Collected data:
══════════════════════════════

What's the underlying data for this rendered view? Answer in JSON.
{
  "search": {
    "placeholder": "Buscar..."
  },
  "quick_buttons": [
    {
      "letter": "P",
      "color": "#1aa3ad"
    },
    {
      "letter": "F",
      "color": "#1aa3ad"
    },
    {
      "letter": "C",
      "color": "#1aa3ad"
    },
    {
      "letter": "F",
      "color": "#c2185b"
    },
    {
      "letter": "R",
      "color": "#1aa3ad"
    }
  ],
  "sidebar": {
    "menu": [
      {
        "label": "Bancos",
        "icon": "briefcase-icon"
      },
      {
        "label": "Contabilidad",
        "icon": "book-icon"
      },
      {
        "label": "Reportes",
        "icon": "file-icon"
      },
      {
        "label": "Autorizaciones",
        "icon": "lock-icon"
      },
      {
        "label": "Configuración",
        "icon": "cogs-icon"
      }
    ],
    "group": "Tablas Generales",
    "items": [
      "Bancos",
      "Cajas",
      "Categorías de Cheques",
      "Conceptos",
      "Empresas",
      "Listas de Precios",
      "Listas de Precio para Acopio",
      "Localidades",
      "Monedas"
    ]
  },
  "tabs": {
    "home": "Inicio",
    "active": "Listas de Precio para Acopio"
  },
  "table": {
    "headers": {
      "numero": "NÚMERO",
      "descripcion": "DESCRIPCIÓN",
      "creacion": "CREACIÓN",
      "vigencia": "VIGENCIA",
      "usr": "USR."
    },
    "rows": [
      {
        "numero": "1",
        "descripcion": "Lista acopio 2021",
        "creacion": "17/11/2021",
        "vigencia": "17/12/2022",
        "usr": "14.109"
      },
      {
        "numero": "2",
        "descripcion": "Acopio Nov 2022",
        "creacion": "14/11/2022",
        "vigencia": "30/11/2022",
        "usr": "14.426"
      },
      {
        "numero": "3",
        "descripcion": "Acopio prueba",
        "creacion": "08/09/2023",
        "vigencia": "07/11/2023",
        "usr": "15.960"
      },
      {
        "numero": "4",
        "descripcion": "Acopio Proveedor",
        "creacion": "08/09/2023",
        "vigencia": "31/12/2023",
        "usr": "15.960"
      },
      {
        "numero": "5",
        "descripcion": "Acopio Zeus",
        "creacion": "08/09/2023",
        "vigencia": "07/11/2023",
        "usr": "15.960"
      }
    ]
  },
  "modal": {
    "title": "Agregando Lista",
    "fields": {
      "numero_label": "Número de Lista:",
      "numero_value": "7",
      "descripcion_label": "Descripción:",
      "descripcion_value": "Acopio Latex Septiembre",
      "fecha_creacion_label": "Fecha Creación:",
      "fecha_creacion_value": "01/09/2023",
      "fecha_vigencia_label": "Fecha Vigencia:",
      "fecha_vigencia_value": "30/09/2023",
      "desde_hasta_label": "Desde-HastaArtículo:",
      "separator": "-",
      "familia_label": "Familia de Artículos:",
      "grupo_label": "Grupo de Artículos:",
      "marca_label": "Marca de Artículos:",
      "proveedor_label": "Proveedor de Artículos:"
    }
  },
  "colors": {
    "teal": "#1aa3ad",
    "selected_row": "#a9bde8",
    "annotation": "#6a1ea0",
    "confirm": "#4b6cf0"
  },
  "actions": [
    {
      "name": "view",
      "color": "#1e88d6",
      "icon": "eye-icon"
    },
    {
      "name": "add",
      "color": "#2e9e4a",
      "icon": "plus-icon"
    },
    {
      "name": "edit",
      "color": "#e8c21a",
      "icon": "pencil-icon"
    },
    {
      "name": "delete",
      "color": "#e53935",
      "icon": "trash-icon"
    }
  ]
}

══════════════════════════════

- [What is required] What is the number of lines in the data that hold the word "Artículos"? Reply with that number and nothing else.

- [Result of the exercise] 4